REQUIRED WORK | Every line in the listing is to be echoed verbatim.

DATA FOR THIS EXERCISE |
((
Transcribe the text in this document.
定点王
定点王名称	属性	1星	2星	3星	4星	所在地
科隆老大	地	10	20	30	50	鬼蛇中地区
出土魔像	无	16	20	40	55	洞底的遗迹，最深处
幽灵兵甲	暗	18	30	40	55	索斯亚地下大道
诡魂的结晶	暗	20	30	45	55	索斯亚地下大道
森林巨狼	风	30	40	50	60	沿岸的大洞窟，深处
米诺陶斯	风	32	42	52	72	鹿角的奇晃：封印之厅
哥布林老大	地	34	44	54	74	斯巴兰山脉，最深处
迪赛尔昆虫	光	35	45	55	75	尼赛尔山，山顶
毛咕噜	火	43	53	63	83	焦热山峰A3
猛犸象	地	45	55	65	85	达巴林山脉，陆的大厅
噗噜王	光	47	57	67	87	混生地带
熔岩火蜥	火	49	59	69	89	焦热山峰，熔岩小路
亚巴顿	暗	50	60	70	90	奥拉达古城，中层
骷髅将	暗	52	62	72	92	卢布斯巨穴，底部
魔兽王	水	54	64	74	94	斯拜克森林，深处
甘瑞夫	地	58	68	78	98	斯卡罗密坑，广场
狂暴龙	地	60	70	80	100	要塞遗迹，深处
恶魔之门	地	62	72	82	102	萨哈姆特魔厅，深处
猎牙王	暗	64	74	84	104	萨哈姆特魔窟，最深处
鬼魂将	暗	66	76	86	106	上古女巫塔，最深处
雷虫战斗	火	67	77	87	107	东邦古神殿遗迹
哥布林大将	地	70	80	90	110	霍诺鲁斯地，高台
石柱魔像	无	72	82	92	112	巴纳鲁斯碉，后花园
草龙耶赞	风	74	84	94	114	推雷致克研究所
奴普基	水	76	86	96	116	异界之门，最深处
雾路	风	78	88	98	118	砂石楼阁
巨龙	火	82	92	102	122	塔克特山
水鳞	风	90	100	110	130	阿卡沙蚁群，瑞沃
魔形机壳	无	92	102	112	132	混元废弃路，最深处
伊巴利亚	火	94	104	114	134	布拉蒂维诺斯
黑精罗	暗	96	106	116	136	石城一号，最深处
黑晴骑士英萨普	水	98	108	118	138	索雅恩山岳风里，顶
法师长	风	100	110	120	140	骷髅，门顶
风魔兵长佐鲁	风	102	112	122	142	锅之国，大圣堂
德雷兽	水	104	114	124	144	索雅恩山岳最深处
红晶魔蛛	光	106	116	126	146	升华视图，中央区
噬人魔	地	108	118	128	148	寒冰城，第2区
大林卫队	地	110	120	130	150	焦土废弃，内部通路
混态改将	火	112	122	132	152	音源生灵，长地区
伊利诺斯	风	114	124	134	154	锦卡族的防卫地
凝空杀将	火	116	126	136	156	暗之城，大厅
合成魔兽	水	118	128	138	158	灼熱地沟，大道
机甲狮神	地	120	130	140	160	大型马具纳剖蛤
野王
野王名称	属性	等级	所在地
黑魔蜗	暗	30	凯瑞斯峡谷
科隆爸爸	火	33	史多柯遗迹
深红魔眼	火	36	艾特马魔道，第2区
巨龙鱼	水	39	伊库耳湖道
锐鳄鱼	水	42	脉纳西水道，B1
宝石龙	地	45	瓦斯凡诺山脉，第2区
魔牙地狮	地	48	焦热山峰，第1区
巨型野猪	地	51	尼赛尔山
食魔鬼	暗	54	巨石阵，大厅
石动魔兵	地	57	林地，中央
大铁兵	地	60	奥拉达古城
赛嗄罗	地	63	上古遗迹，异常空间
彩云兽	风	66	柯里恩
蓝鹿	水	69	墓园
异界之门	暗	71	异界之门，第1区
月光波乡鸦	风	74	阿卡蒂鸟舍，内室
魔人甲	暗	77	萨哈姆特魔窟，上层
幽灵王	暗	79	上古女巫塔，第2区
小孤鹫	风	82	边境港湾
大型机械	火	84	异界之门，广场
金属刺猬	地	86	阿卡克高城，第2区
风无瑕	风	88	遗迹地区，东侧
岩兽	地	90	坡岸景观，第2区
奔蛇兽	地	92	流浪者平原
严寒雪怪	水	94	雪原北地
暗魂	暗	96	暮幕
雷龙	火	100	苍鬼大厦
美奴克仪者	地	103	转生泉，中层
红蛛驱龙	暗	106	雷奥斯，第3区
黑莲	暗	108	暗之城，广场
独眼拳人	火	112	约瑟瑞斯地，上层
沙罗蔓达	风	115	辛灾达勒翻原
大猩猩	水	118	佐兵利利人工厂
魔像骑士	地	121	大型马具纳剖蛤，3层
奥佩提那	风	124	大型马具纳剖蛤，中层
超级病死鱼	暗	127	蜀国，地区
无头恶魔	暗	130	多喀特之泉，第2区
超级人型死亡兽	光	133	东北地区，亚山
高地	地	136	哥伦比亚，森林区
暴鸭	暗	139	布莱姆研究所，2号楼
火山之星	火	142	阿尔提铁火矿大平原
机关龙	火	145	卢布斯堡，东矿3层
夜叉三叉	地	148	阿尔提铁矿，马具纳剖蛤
))
TASK RESULT |
Transcribe the text in this document.
定点王
定点王名称	属性	1星	2星	3星	4星	所在地
科隆老大	地	10	20	30	50	鬼蛇中地区
出土魔像	无	16	20	40	55	洞底的遗迹，最深处
幽灵兵甲	暗	18	30	40	55	索斯亚地下大道
诡魂的结晶	暗	20	30	45	55	索斯亚地下大道
森林巨狼	风	30	40	50	60	沿岸的大洞窟，深处
米诺陶斯	风	32	42	52	72	鹿角的奇晃：封印之厅
哥布林老大	地	34	44	54	74	斯巴兰山脉，最深处
迪赛尔昆虫	光	35	45	55	75	尼赛尔山，山顶
毛咕噜	火	43	53	63	83	焦热山峰A3
猛犸象	地	45	55	65	85	达巴林山脉，陆的大厅
噗噜王	光	47	57	67	87	混生地带
熔岩火蜥	火	49	59	69	89	焦热山峰，熔岩小路
亚巴顿	暗	50	60	70	90	奥拉达古城，中层
骷髅将	暗	52	62	72	92	卢布斯巨穴，底部
魔兽王	水	54	64	74	94	斯拜克森林，深处
甘瑞夫	地	58	68	78	98	斯卡罗密坑，广场
狂暴龙	地	60	70	80	100	要塞遗迹，深处
恶魔之门	地	62	72	82	102	萨哈姆特魔厅，深处
猎牙王	暗	64	74	84	104	萨哈姆特魔窟，最深处
鬼魂将	暗	66	76	86	106	上古女巫塔，最深处
雷虫战斗	火	67	77	87	107	东邦古神殿遗迹
哥布林大将	地	70	80	90	110	霍诺鲁斯地，高台
石柱魔像	无	72	82	92	112	巴纳鲁斯碉，后花园
草龙耶赞	风	74	84	94	114	推雷致克研究所
奴普基	水	76	86	96	116	异界之门，最深处
雾路	风	78	88	98	118	砂石楼阁
巨龙	火	82	92	102	122	塔克特山
水鳞	风	90	100	110	130	阿卡沙蚁群，瑞沃
魔形机壳	无	92	102	112	132	混元废弃路，最深处
伊巴利亚	火	94	104	114	134	布拉蒂维诺斯
黑精罗	暗	96	106	116	136	石城一号，最深处
黑晴骑士英萨普	水	98	108	118	138	索雅恩山岳风里，顶
法师长	风	100	110	120	140	骷髅，门顶
风魔兵长佐鲁	风	102	112	122	142	锅之国，大圣堂
德雷兽	水	104	114	124	144	索雅恩山岳最深处
红晶魔蛛	光	106	116	126	146	升华视图，中央区
噬人魔	地	108	118	128	148	寒冰城，第2区
大林卫队	地	110	120	130	150	焦土废弃，内部通路
混态改将	火	112	122	132	152	音源生灵，长地区
伊利诺斯	风	114	124	134	154	锦卡族的防卫地
凝空杀将	火	116	126	136	156	暗之城，大厅
合成魔兽	水	118	128	138	158	灼熱地沟，大道
机甲狮神	地	120	130	140	160	大型马具纳剖蛤
野王
野王名称	属性	等级	所在地
黑魔蜗	暗	30	凯瑞斯峡谷
科隆爸爸	火	33	史多柯遗迹
深红魔眼	火	36	艾特马魔道，第2区
巨龙鱼	水	39	伊库耳湖道
锐鳄鱼	水	42	脉纳西水道，B1
宝石龙	地	45	瓦斯凡诺山脉，第2区
魔牙地狮	地	48	焦热山峰，第1区
巨型野猪	地	51	尼赛尔山
食魔鬼	暗	54	巨石阵，大厅
石动魔兵	地	57	林地，中央
大铁兵	地	60	奥拉达古城
赛嗄罗	地	63	上古遗迹，异常空间
彩云兽	风	66	柯里恩
蓝鹿	水	69	墓园
异界之门	暗	71	异界之门，第1区
月光波乡鸦	风	74	阿卡蒂鸟舍，内室
魔人甲	暗	77	萨哈姆特魔窟，上层
幽灵王	暗	79	上古女巫塔，第2区
小孤鹫	风	82	边境港湾
大型机械	火	84	异界之门，广场
金属刺猬	地	86	阿卡克高城，第2区
风无瑕	风	88	遗迹地区，东侧
岩兽	地	90	坡岸景观，第2区
奔蛇兽	地	92	流浪者平原
严寒雪怪	水	94	雪原北地
暗魂	暗	96	暮幕
雷龙	火	100	苍鬼大厦
美奴克仪者	地	103	转生泉，中层
红蛛驱龙	暗	106	雷奥斯，第3区
黑莲	暗	108	暗之城，广场
独眼拳人	火	112	约瑟瑞斯地，上层
沙罗蔓达	风	115	辛灾达勒翻原
大猩猩	水	118	佐兵利利人工厂
魔像骑士	地	121	大型马具纳剖蛤，3层
奥佩提那	风	124	大型马具纳剖蛤，中层
超级病死鱼	暗	127	蜀国，地区
无头恶魔	暗	130	多喀特之泉，第2区
超级人型死亡兽	光	133	东北地区，亚山
高地	地	136	哥伦比亚，森林区
暴鸭	暗	139	布莱姆研究所，2号楼
火山之星	火	142	阿尔提铁火矿大平原
机关龙	火	145	卢布斯堡，东矿3层
夜叉三叉	地	148	阿尔提铁矿，马具纳剖蛤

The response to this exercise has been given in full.